Written request
Gather every line from the entries below that includes "model".

>>>

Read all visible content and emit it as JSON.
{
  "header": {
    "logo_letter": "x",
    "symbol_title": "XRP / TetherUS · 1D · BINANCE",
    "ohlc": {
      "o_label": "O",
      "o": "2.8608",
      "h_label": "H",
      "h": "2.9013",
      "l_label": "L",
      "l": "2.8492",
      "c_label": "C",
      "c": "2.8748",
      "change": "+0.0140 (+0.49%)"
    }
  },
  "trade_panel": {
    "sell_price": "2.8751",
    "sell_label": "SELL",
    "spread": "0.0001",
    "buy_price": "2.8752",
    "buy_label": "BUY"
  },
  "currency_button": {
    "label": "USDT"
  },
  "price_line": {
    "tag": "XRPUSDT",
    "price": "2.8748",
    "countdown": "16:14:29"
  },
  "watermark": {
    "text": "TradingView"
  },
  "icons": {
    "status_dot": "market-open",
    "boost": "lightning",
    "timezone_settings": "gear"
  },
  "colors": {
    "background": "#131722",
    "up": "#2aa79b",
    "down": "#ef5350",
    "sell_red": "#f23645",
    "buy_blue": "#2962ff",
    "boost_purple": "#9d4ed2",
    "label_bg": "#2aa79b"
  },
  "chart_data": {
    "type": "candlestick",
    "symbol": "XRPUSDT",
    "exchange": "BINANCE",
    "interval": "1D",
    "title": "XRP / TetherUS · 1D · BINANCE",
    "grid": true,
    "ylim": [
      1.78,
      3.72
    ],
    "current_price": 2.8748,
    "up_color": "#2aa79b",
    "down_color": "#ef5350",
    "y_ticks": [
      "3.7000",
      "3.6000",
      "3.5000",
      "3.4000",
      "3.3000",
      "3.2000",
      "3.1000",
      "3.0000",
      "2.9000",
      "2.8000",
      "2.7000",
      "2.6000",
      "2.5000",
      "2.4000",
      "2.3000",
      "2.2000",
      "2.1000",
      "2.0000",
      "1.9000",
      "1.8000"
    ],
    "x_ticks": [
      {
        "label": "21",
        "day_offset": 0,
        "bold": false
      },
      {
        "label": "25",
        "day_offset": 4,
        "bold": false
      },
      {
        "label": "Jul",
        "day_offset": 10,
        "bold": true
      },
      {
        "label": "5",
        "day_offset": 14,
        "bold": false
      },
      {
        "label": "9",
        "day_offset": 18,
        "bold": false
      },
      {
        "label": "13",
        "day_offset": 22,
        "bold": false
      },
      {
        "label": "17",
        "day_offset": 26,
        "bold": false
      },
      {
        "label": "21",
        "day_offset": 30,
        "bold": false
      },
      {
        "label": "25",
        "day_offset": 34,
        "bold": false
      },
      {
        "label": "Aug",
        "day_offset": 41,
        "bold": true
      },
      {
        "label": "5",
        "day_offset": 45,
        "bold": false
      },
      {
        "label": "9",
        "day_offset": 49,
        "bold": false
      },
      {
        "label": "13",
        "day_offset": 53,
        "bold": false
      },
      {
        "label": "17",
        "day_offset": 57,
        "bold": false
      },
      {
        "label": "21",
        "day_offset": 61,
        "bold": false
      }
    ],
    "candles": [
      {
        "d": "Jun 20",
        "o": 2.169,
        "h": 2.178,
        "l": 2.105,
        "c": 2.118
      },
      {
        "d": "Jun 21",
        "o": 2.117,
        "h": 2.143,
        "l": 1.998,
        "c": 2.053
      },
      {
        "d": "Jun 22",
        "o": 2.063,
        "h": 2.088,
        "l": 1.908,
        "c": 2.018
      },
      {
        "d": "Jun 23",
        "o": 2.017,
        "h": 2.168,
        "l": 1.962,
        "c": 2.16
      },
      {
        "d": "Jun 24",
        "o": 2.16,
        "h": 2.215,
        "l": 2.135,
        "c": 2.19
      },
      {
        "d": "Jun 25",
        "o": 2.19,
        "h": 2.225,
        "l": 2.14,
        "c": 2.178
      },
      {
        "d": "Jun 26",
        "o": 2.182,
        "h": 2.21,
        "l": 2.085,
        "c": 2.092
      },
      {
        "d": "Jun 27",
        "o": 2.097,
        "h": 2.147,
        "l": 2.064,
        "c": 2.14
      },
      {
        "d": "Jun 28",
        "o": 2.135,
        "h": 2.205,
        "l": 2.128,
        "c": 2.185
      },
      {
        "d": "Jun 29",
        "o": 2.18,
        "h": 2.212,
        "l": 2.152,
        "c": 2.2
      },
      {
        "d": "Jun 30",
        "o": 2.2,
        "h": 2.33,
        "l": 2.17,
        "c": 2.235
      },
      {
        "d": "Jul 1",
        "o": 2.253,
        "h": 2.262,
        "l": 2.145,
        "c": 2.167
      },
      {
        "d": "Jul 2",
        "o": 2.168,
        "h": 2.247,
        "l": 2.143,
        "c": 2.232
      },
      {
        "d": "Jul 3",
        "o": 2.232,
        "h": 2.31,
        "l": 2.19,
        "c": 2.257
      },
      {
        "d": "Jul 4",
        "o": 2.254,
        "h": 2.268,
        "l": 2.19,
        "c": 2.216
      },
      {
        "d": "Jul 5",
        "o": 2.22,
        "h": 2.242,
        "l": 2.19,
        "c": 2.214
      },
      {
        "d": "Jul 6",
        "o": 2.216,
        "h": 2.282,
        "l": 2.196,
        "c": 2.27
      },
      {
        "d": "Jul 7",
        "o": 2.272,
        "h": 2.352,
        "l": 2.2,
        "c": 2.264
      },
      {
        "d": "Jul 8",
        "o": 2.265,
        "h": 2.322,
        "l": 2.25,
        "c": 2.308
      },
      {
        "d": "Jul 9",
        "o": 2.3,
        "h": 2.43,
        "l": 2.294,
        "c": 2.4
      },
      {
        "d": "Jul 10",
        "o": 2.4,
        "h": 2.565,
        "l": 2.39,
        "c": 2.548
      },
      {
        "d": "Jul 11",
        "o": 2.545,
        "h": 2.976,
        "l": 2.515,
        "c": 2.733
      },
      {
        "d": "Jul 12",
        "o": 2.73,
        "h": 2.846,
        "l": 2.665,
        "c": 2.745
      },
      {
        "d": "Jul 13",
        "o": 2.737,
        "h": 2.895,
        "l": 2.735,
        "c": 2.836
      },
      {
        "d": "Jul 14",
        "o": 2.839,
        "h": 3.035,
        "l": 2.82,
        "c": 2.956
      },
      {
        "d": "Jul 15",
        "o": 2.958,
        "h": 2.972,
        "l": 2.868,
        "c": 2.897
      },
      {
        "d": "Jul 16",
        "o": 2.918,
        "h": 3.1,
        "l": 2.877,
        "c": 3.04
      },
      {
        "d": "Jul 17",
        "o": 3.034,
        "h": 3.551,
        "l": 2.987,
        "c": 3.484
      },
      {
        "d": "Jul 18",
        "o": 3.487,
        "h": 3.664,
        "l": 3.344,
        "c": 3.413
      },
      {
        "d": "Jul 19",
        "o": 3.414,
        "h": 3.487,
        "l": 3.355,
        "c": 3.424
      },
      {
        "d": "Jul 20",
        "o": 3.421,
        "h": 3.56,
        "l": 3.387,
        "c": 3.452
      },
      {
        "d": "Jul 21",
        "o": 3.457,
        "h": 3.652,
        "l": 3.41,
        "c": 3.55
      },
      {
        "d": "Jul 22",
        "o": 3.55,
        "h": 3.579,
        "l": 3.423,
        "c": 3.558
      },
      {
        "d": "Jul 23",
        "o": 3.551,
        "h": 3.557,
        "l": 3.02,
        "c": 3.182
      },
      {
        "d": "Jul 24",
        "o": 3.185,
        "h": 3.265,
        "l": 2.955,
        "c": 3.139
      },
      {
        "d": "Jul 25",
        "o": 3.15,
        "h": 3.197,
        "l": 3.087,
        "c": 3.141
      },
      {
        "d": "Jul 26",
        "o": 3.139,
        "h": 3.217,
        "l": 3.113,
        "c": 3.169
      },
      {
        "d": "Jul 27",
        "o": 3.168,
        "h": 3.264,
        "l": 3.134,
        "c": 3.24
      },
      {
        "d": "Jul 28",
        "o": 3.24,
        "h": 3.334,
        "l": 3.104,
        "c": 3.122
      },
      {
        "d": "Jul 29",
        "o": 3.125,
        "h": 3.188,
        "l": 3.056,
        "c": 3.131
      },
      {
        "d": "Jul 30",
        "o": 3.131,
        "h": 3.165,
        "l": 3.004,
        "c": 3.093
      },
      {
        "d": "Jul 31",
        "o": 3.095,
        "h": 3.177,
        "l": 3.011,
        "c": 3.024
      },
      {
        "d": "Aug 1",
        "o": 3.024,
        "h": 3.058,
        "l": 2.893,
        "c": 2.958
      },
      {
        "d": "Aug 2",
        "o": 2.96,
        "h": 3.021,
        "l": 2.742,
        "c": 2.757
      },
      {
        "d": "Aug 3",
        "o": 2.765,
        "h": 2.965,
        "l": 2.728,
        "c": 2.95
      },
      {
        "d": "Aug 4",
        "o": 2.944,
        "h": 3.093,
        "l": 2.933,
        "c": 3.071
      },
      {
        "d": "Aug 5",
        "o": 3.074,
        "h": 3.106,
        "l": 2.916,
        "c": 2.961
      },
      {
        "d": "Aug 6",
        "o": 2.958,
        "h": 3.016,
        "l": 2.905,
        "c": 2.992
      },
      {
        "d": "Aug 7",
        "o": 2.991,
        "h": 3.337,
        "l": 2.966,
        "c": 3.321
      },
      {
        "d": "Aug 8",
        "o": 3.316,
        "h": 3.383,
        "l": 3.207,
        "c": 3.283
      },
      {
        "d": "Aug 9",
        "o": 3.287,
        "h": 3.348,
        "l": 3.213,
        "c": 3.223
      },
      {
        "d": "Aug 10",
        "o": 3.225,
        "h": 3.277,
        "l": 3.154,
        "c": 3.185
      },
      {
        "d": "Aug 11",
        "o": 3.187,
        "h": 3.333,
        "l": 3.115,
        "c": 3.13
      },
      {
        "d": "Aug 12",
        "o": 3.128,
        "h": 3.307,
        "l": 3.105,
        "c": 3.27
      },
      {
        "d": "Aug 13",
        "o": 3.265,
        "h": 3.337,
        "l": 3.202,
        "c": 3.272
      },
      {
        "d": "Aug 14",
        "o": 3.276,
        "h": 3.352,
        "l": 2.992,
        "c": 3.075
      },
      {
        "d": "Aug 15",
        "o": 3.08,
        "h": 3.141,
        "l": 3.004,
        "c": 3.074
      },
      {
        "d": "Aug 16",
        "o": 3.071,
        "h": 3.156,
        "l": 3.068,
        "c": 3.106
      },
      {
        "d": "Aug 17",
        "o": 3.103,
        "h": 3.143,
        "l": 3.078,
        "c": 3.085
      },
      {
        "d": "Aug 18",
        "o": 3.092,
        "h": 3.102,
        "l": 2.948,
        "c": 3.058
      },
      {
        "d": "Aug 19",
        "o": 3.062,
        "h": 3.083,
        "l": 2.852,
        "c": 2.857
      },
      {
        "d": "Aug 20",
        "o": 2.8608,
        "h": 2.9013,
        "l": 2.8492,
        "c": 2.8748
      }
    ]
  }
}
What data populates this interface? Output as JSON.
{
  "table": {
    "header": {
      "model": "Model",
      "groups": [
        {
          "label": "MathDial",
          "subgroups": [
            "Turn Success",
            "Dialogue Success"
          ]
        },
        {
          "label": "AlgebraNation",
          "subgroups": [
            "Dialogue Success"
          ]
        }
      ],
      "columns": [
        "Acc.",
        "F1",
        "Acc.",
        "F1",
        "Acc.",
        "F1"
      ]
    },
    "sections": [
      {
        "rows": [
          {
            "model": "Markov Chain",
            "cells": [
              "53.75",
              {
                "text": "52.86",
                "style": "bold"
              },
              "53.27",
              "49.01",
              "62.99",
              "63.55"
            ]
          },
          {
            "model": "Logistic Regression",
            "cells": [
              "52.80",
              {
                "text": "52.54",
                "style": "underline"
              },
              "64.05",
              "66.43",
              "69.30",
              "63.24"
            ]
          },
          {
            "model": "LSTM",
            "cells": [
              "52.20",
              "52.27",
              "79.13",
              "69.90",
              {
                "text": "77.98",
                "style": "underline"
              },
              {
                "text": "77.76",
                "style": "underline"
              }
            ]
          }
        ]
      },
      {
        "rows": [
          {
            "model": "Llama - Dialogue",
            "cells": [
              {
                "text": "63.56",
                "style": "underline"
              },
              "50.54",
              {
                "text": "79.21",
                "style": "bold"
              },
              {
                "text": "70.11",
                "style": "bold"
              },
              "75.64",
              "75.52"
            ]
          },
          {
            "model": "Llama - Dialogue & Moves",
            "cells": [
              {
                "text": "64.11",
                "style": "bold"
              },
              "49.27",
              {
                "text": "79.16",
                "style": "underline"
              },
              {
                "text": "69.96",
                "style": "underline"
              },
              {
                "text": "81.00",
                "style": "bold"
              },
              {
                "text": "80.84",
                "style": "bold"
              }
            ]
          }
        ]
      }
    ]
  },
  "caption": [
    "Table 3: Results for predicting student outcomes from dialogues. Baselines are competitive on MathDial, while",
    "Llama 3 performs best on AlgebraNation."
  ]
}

<<<

Result
      "model": "Model",
            "model": "Markov Chain",
            "model": "Logistic Regression",
            "model": "LSTM",
            "model": "Llama - Dialogue",
            "model": "Llama - Dialogue & Moves",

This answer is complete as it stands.